___ Records to use

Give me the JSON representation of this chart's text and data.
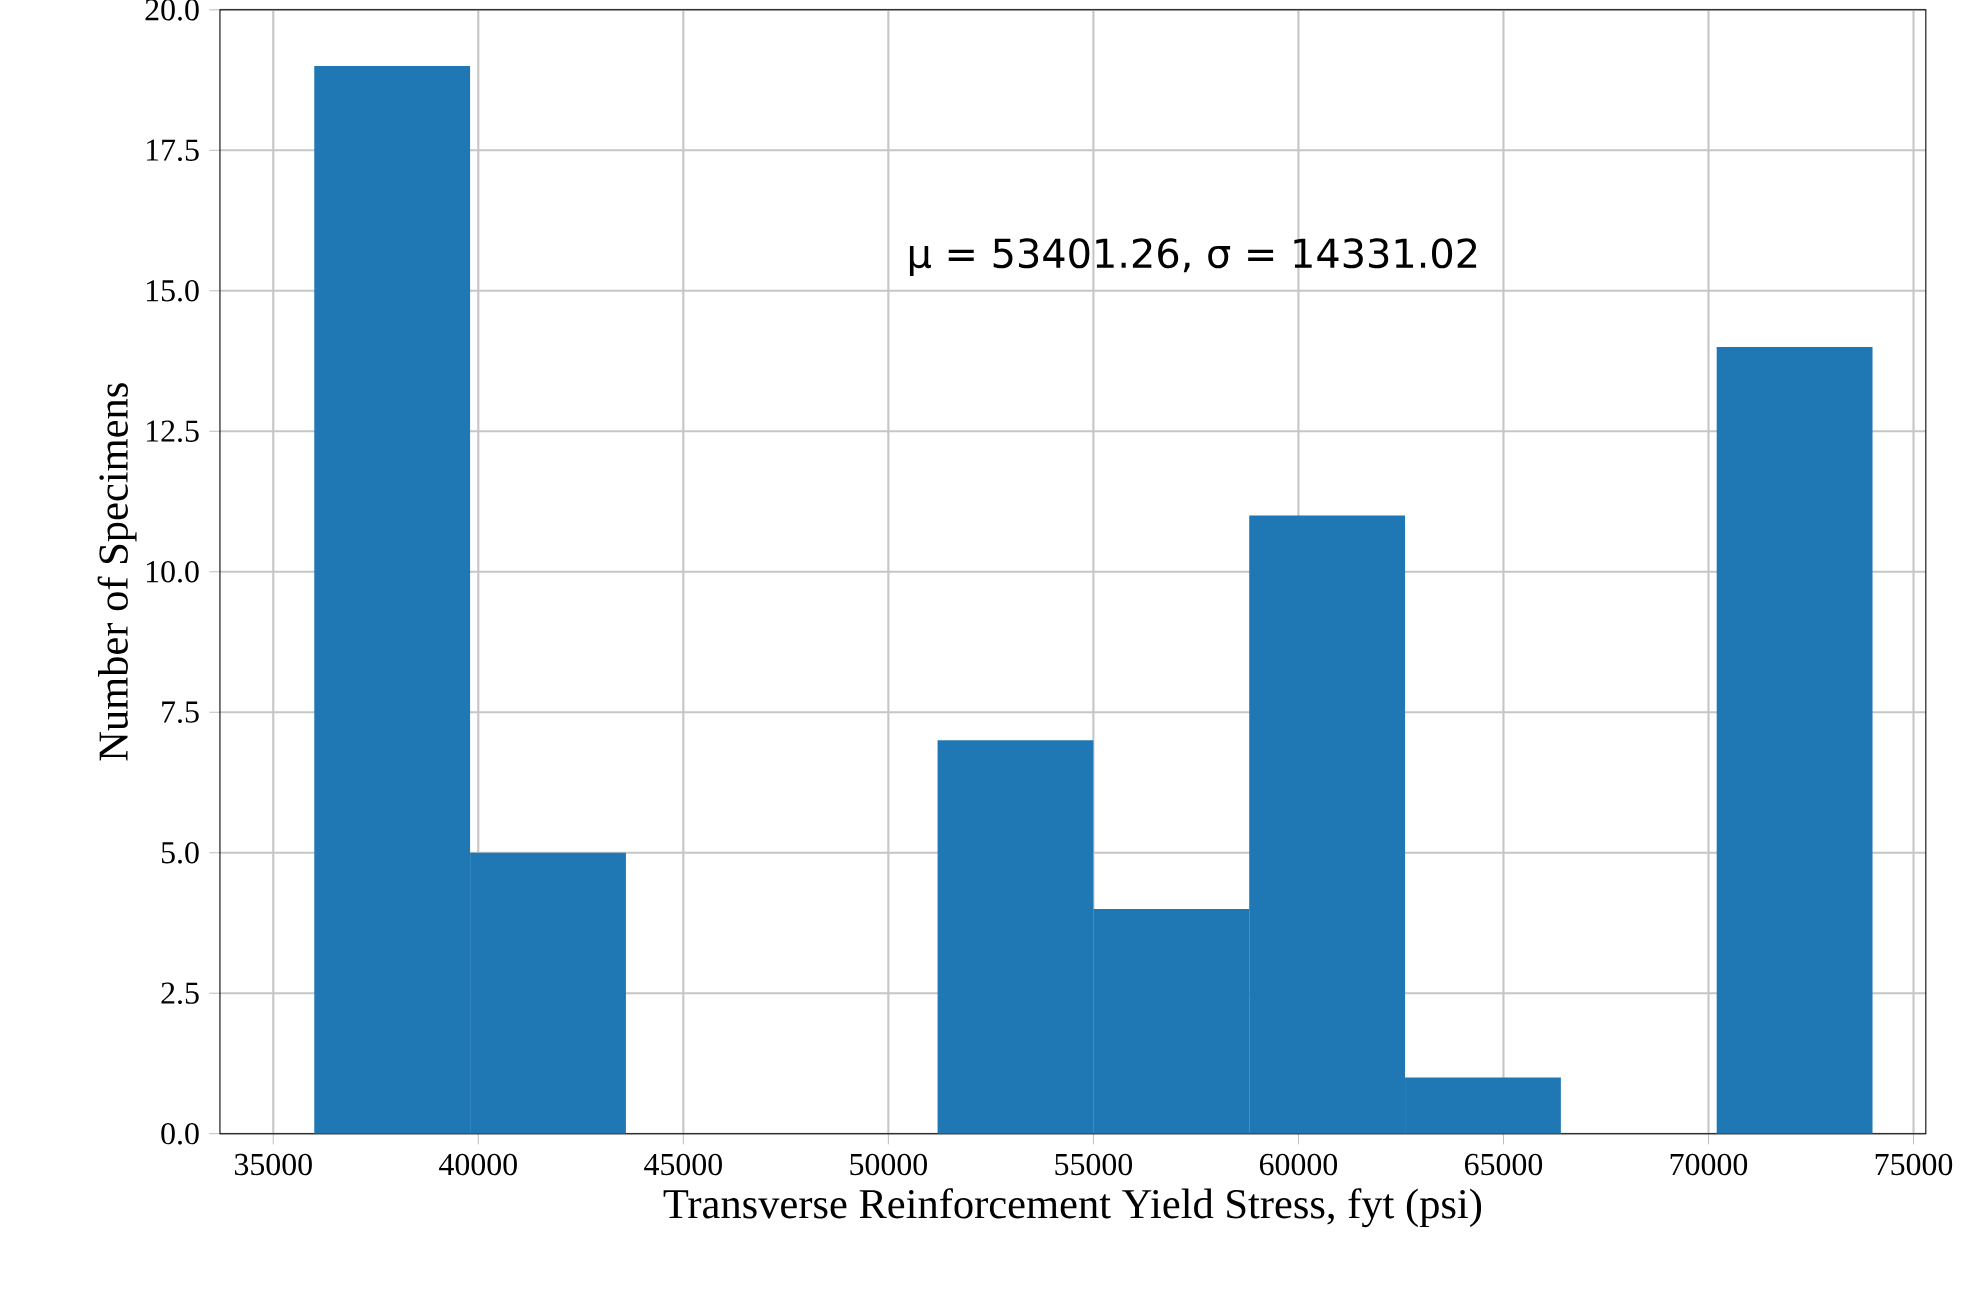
{
  "chart_data": {
    "type": "histogram",
    "xlabel": "Transverse Reinforcement Yield Stress, fyt (psi)",
    "ylabel": "Number of Specimens",
    "bins": [
      36000,
      39800,
      43600,
      47400,
      51200,
      55000,
      58800,
      62600,
      66400,
      70200,
      74000
    ],
    "values": [
      19,
      5,
      0,
      0,
      7,
      4,
      11,
      1,
      0,
      14
    ],
    "color": "#1f77b4",
    "xlim": [
      33700,
      75300
    ],
    "xticks": [
      35000,
      40000,
      45000,
      50000,
      55000,
      60000,
      65000,
      70000,
      75000
    ],
    "ylim": [
      0,
      20
    ],
    "yticks": [
      {
        "value": 0,
        "label": "0.0"
      },
      {
        "value": 2.5,
        "label": "2.5"
      },
      {
        "value": 5,
        "label": "5.0"
      },
      {
        "value": 7.5,
        "label": "7.5"
      },
      {
        "value": 10,
        "label": "10.0"
      },
      {
        "value": 12.5,
        "label": "12.5"
      },
      {
        "value": 15,
        "label": "15.0"
      },
      {
        "value": 17.5,
        "label": "17.5"
      },
      {
        "value": 20,
        "label": "20.0"
      }
    ],
    "grid": true,
    "annotations": [
      "μ = 53401.26, σ = 14331.02"
    ]
  }
}
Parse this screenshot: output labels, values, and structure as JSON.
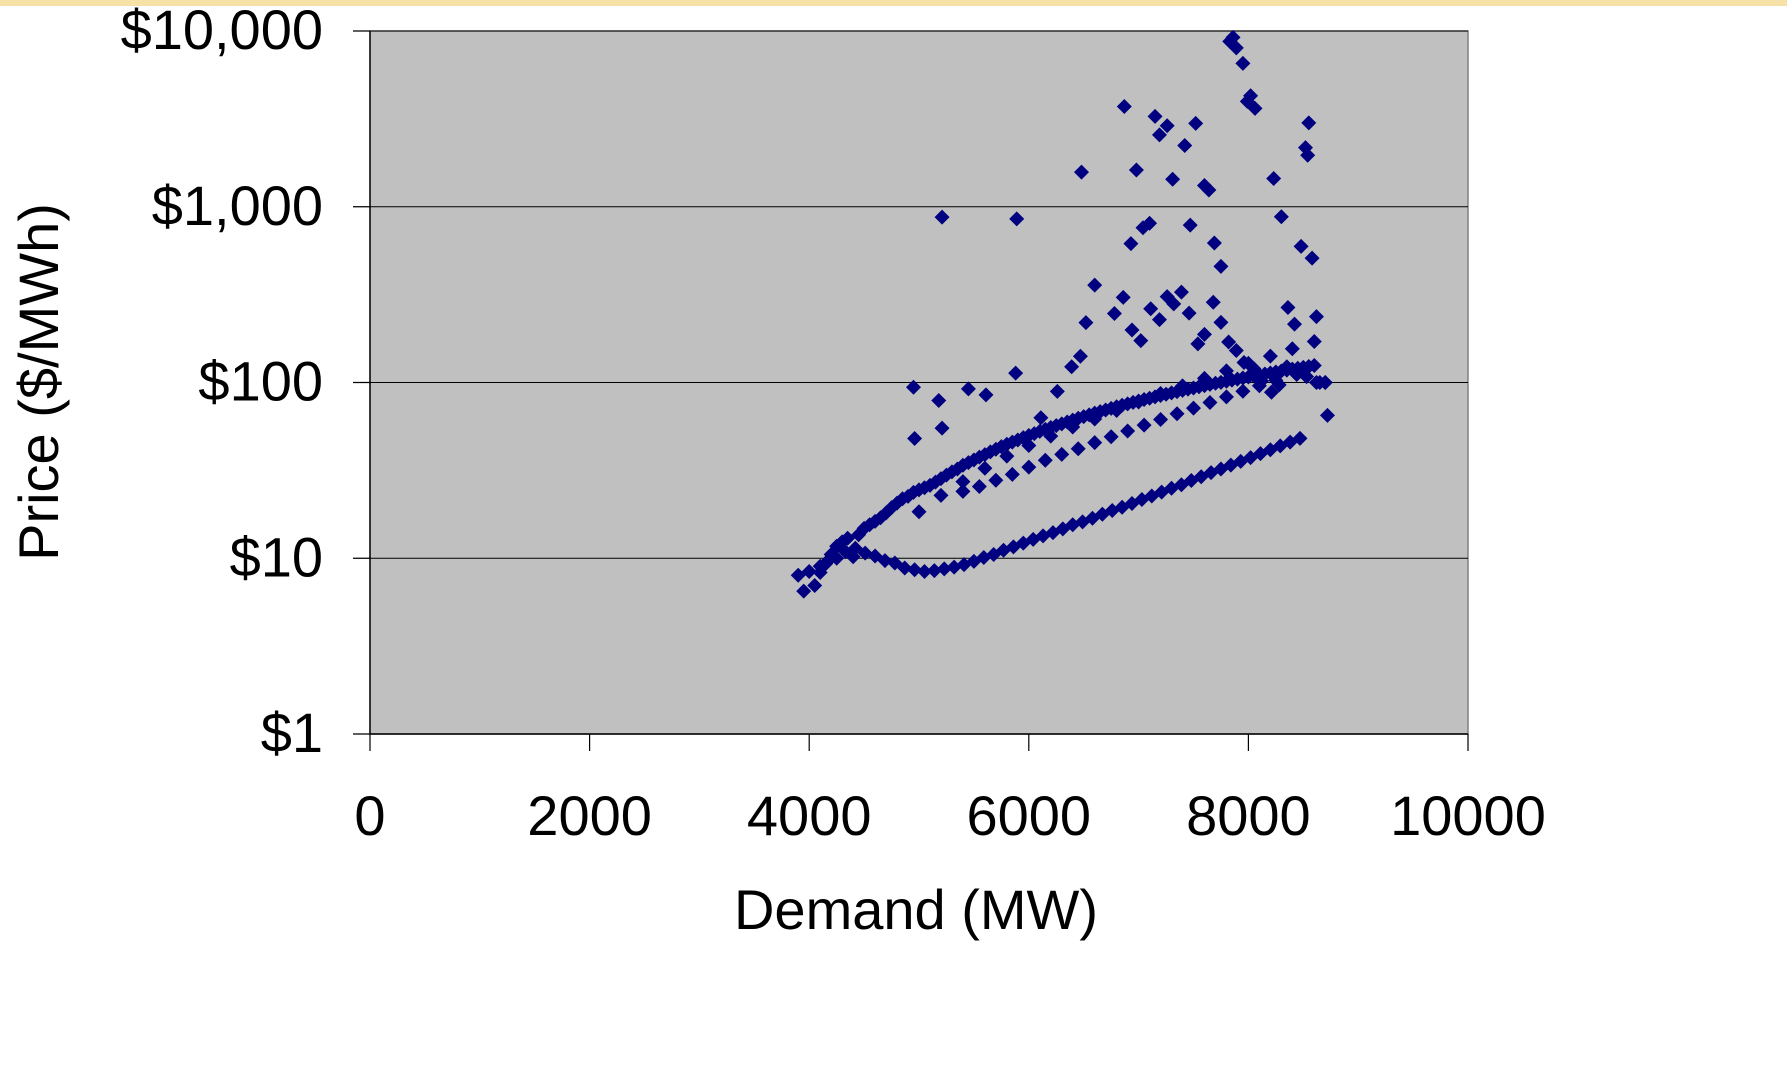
{
  "chart_data": {
    "type": "scatter",
    "xlabel": "Demand (MW)",
    "ylabel": "Price ($/MWh)",
    "x_ticks": [
      0,
      2000,
      4000,
      6000,
      8000,
      10000
    ],
    "x_tick_labels": [
      "0",
      "2000",
      "4000",
      "6000",
      "8000",
      "10000"
    ],
    "y_ticks": [
      1,
      10,
      100,
      1000,
      10000
    ],
    "y_tick_labels": [
      "$1",
      "$10",
      "$100",
      "$1,000",
      "$10,000"
    ],
    "xlim": [
      0,
      10000
    ],
    "ylim": [
      1,
      10000
    ],
    "y_scale": "log",
    "grid": "horizontal major gridlines",
    "legend": "none",
    "colors": {
      "plot_background": "#c0c0c0",
      "marker": "#000080",
      "gridline": "#000000",
      "top_strip": "#f6e2a6"
    },
    "series": [
      {
        "marker": "diamond",
        "points": [
          [
            3900,
            8.0
          ],
          [
            3950,
            6.5
          ],
          [
            4000,
            8.4
          ],
          [
            4050,
            7.0
          ],
          [
            4100,
            8.3
          ],
          [
            4150,
            9.3
          ],
          [
            4200,
            10.5
          ],
          [
            4250,
            11.7
          ],
          [
            4300,
            12.4
          ],
          [
            4350,
            13.0
          ],
          [
            4400,
            10.2
          ],
          [
            4450,
            13.6
          ],
          [
            4500,
            14.8
          ],
          [
            4550,
            15.5
          ],
          [
            4600,
            16.2
          ],
          [
            4650,
            17.0
          ],
          [
            4700,
            18.1
          ],
          [
            4750,
            19.4
          ],
          [
            4800,
            20.6
          ],
          [
            4850,
            21.8
          ],
          [
            4900,
            22.5
          ],
          [
            4950,
            23.7
          ],
          [
            5000,
            24.5
          ],
          [
            5050,
            25.2
          ],
          [
            5100,
            26.0
          ],
          [
            5150,
            27.1
          ],
          [
            5200,
            28.4
          ],
          [
            5250,
            29.7
          ],
          [
            5300,
            31.0
          ],
          [
            5350,
            32.2
          ],
          [
            5400,
            33.8
          ],
          [
            5450,
            35.0
          ],
          [
            5500,
            36.2
          ],
          [
            5550,
            37.6
          ],
          [
            5600,
            38.9
          ],
          [
            5650,
            40.3
          ],
          [
            5700,
            41.7
          ],
          [
            5750,
            43.2
          ],
          [
            5800,
            44.5
          ],
          [
            5850,
            45.8
          ],
          [
            5900,
            47.1
          ],
          [
            5950,
            48.6
          ],
          [
            6000,
            49.9
          ],
          [
            6050,
            51.2
          ],
          [
            6100,
            52.7
          ],
          [
            6150,
            54.1
          ],
          [
            6200,
            55.5
          ],
          [
            6250,
            56.8
          ],
          [
            6300,
            58.2
          ],
          [
            6350,
            59.6
          ],
          [
            6400,
            61.1
          ],
          [
            6450,
            62.6
          ],
          [
            6500,
            64.0
          ],
          [
            6550,
            65.4
          ],
          [
            6600,
            66.9
          ],
          [
            6650,
            68.3
          ],
          [
            6700,
            69.8
          ],
          [
            6750,
            71.3
          ],
          [
            6800,
            72.8
          ],
          [
            6850,
            74.2
          ],
          [
            6900,
            75.6
          ],
          [
            6950,
            77.1
          ],
          [
            7000,
            78.5
          ],
          [
            7050,
            80.0
          ],
          [
            7100,
            81.4
          ],
          [
            7150,
            82.9
          ],
          [
            7200,
            84.3
          ],
          [
            7250,
            85.8
          ],
          [
            7300,
            87.3
          ],
          [
            7350,
            88.8
          ],
          [
            7400,
            90.2
          ],
          [
            7450,
            91.7
          ],
          [
            7500,
            93.1
          ],
          [
            7550,
            94.6
          ],
          [
            7600,
            96.0
          ],
          [
            7650,
            97.5
          ],
          [
            7700,
            99.0
          ],
          [
            7750,
            100.2
          ],
          [
            7800,
            101.7
          ],
          [
            7850,
            103.1
          ],
          [
            7900,
            104.6
          ],
          [
            7950,
            106.0
          ],
          [
            8000,
            107.5
          ],
          [
            8050,
            108.9
          ],
          [
            8100,
            110.4
          ],
          [
            8150,
            111.8
          ],
          [
            8200,
            113.3
          ],
          [
            8250,
            114.7
          ],
          [
            8300,
            116.2
          ],
          [
            8350,
            117.6
          ],
          [
            8400,
            119.1
          ],
          [
            8450,
            120.5
          ],
          [
            8500,
            122.0
          ],
          [
            8550,
            123.4
          ],
          [
            8600,
            124.9
          ],
          [
            8650,
            100.0
          ],
          [
            8700,
            100.0
          ],
          [
            4100,
            9.0
          ],
          [
            4180,
            9.8
          ],
          [
            4250,
            10.0
          ],
          [
            4330,
            10.9
          ],
          [
            4420,
            11.4
          ],
          [
            4510,
            10.7
          ],
          [
            4600,
            10.3
          ],
          [
            4690,
            9.7
          ],
          [
            4780,
            9.4
          ],
          [
            4870,
            8.8
          ],
          [
            4960,
            8.6
          ],
          [
            5050,
            8.4
          ],
          [
            5140,
            8.5
          ],
          [
            5230,
            8.7
          ],
          [
            5320,
            8.9
          ],
          [
            5410,
            9.2
          ],
          [
            5500,
            9.6
          ],
          [
            5590,
            10.1
          ],
          [
            5680,
            10.5
          ],
          [
            5770,
            11.1
          ],
          [
            5860,
            11.6
          ],
          [
            5950,
            12.2
          ],
          [
            6040,
            12.8
          ],
          [
            6130,
            13.4
          ],
          [
            6220,
            14.0
          ],
          [
            6310,
            14.7
          ],
          [
            6400,
            15.5
          ],
          [
            6490,
            16.1
          ],
          [
            6580,
            16.9
          ],
          [
            6670,
            17.8
          ],
          [
            6760,
            18.7
          ],
          [
            6850,
            19.5
          ],
          [
            6940,
            20.5
          ],
          [
            7030,
            21.6
          ],
          [
            7120,
            22.6
          ],
          [
            7210,
            23.8
          ],
          [
            7300,
            25.0
          ],
          [
            7390,
            26.2
          ],
          [
            7480,
            27.7
          ],
          [
            7570,
            29.1
          ],
          [
            7660,
            30.7
          ],
          [
            7750,
            32.2
          ],
          [
            7840,
            33.9
          ],
          [
            7930,
            35.6
          ],
          [
            8020,
            37.4
          ],
          [
            8110,
            39.4
          ],
          [
            8200,
            41.4
          ],
          [
            8290,
            43.6
          ],
          [
            8380,
            45.8
          ],
          [
            8470,
            48.1
          ],
          [
            5000,
            18.4
          ],
          [
            5200,
            22.8
          ],
          [
            5400,
            27.3
          ],
          [
            5600,
            32.5
          ],
          [
            5800,
            38.1
          ],
          [
            6000,
            43.8
          ],
          [
            6200,
            49.5
          ],
          [
            6400,
            55.8
          ],
          [
            6600,
            62.0
          ],
          [
            6800,
            69.3
          ],
          [
            7000,
            77.5
          ],
          [
            7200,
            86.6
          ],
          [
            7400,
            95.7
          ],
          [
            7600,
            105.6
          ],
          [
            7800,
            116.5
          ],
          [
            8000,
            128.4
          ],
          [
            8200,
            141.3
          ],
          [
            8400,
            155.7
          ],
          [
            8600,
            171.2
          ],
          [
            5400,
            24.0
          ],
          [
            5550,
            25.6
          ],
          [
            5700,
            27.8
          ],
          [
            5850,
            30.0
          ],
          [
            6000,
            33.0
          ],
          [
            6150,
            36.1
          ],
          [
            6300,
            39.0
          ],
          [
            6450,
            42.0
          ],
          [
            6600,
            45.5
          ],
          [
            6750,
            49.1
          ],
          [
            6900,
            53.0
          ],
          [
            7050,
            57.2
          ],
          [
            7200,
            61.6
          ],
          [
            7350,
            66.4
          ],
          [
            7500,
            71.5
          ],
          [
            7650,
            77.0
          ],
          [
            7800,
            82.8
          ],
          [
            7950,
            89.1
          ],
          [
            8100,
            95.8
          ],
          [
            8250,
            102.9
          ],
          [
            4960,
            48.0
          ],
          [
            4950,
            94.0
          ],
          [
            5180,
            79.0
          ],
          [
            5210,
            55.0
          ],
          [
            5450,
            92.0
          ],
          [
            5610,
            85.0
          ],
          [
            5880,
            113.0
          ],
          [
            6110,
            63.0
          ],
          [
            6260,
            89.0
          ],
          [
            6390,
            123.0
          ],
          [
            6470,
            141.0
          ],
          [
            6520,
            219.0
          ],
          [
            6600,
            358.0
          ],
          [
            6780,
            247.0
          ],
          [
            6860,
            305.0
          ],
          [
            6940,
            199.0
          ],
          [
            7020,
            173.0
          ],
          [
            7110,
            263.0
          ],
          [
            7190,
            228.0
          ],
          [
            7260,
            308.0
          ],
          [
            7320,
            280.0
          ],
          [
            7390,
            327.0
          ],
          [
            7460,
            248.0
          ],
          [
            7540,
            166.0
          ],
          [
            7600,
            188.0
          ],
          [
            7680,
            286.0
          ],
          [
            7750,
            220.0
          ],
          [
            7820,
            170.0
          ],
          [
            7890,
            152.0
          ],
          [
            7960,
            130.0
          ],
          [
            8050,
            120.0
          ],
          [
            8120,
            102.0
          ],
          [
            8210,
            88.0
          ],
          [
            8280,
            97.0
          ],
          [
            8350,
            123.0
          ],
          [
            8440,
            111.0
          ],
          [
            8530,
            108.0
          ],
          [
            8620,
            100.0
          ],
          [
            8700,
            100.0
          ],
          [
            8720,
            65.0
          ],
          [
            5210,
            873.0
          ],
          [
            5890,
            853.0
          ],
          [
            6480,
            1574.0
          ],
          [
            6870,
            3716.0
          ],
          [
            6930,
            617.0
          ],
          [
            6980,
            1618.0
          ],
          [
            7040,
            760.0
          ],
          [
            7100,
            805.0
          ],
          [
            7150,
            3267.0
          ],
          [
            7190,
            2564.0
          ],
          [
            7260,
            2892.0
          ],
          [
            7310,
            1433.0
          ],
          [
            7420,
            2232.0
          ],
          [
            7470,
            786.0
          ],
          [
            7520,
            2980.0
          ],
          [
            7600,
            1321.0
          ],
          [
            7640,
            1246.0
          ],
          [
            7690,
            622.0
          ],
          [
            7750,
            458.0
          ],
          [
            7830,
            8730.0
          ],
          [
            7860,
            9200.0
          ],
          [
            7890,
            8020.0
          ],
          [
            7950,
            6540.0
          ],
          [
            7990,
            3980.0
          ],
          [
            8020,
            4280.0
          ],
          [
            8060,
            3630.0
          ],
          [
            8230,
            1447.0
          ],
          [
            8300,
            877.0
          ],
          [
            8360,
            267.0
          ],
          [
            8420,
            215.0
          ],
          [
            8480,
            595.0
          ],
          [
            8520,
            2170.0
          ],
          [
            8540,
            1963.0
          ],
          [
            8550,
            3000.0
          ],
          [
            8580,
            510.0
          ],
          [
            8620,
            237.0
          ]
        ]
      }
    ]
  }
}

______

Copy all lines in the listing above where the string "xlabel" appears.

Expected answer:
    "xlabel": "Transverse Reinforcement Yield Stress, fyt (psi)",
    "xlabel": "Demand (MW)",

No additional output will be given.